# [Goal]
Scan the material for the word "observed", and copy each line where it shows up.

========

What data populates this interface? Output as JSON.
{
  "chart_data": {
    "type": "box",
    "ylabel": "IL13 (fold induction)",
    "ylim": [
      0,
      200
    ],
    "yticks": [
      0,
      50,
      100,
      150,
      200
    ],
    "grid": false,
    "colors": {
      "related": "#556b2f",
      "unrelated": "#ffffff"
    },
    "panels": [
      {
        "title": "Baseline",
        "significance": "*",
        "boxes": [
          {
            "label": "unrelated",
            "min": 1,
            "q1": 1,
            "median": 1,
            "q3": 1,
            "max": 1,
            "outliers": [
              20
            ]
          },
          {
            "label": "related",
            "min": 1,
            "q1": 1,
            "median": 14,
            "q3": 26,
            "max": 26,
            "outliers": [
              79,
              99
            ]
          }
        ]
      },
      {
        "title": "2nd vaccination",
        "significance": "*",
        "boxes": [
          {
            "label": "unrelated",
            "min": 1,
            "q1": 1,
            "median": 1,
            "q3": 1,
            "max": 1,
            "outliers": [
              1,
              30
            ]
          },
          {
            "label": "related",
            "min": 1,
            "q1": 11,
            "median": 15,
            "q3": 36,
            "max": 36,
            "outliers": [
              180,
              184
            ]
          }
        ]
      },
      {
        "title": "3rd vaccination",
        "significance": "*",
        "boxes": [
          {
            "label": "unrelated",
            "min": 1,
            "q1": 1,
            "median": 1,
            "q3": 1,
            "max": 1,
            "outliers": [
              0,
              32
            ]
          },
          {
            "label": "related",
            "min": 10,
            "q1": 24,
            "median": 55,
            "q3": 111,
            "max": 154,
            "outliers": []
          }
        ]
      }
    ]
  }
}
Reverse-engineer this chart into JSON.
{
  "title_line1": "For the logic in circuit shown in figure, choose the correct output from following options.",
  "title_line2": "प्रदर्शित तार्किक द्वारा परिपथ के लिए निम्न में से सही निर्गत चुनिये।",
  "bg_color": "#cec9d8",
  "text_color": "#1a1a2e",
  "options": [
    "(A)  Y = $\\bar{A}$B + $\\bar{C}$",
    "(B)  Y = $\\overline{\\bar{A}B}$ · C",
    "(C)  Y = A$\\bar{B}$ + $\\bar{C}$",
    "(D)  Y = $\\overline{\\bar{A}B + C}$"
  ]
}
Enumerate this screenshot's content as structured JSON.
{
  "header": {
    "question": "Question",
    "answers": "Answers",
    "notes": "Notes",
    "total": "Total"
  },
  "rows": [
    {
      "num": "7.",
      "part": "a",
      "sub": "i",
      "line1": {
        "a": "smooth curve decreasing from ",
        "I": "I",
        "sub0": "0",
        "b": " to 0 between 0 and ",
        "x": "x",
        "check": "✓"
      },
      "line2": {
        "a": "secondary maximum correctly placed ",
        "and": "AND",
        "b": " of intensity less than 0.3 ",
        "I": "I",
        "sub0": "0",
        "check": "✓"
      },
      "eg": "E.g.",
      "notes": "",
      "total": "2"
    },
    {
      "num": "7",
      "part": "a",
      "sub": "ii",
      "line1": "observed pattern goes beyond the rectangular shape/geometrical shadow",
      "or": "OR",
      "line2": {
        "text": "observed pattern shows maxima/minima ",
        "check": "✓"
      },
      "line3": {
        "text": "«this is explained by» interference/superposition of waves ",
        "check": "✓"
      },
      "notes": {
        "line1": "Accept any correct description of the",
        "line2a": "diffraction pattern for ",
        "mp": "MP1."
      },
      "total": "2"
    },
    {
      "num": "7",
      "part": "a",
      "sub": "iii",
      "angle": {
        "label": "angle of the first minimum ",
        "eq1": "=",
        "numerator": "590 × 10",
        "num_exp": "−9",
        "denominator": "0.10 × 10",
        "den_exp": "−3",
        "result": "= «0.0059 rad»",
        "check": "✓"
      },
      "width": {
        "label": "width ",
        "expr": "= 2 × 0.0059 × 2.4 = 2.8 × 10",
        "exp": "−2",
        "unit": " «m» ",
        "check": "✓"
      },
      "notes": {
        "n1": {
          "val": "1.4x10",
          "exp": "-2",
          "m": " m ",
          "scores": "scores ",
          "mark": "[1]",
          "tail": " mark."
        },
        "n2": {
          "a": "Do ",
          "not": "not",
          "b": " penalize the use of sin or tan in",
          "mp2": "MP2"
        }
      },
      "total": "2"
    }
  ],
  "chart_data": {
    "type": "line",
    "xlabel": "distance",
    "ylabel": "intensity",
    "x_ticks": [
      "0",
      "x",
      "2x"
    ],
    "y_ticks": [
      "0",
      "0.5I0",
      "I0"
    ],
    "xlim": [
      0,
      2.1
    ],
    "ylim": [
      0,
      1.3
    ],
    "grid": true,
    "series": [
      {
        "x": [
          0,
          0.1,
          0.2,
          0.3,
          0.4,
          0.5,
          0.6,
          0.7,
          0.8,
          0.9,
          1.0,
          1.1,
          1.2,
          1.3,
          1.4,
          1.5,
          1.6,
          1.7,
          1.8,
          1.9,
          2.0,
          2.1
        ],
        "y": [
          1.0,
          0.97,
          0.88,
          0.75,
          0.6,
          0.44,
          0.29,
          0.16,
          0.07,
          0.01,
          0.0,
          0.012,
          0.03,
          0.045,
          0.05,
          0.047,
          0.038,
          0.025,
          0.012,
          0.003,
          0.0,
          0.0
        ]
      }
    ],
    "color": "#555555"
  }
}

========

# [Written reply]
      "line1": "observed pattern goes beyond the rectangular shape/geometrical shadow",
        "text": "observed pattern shows maxima/minima ",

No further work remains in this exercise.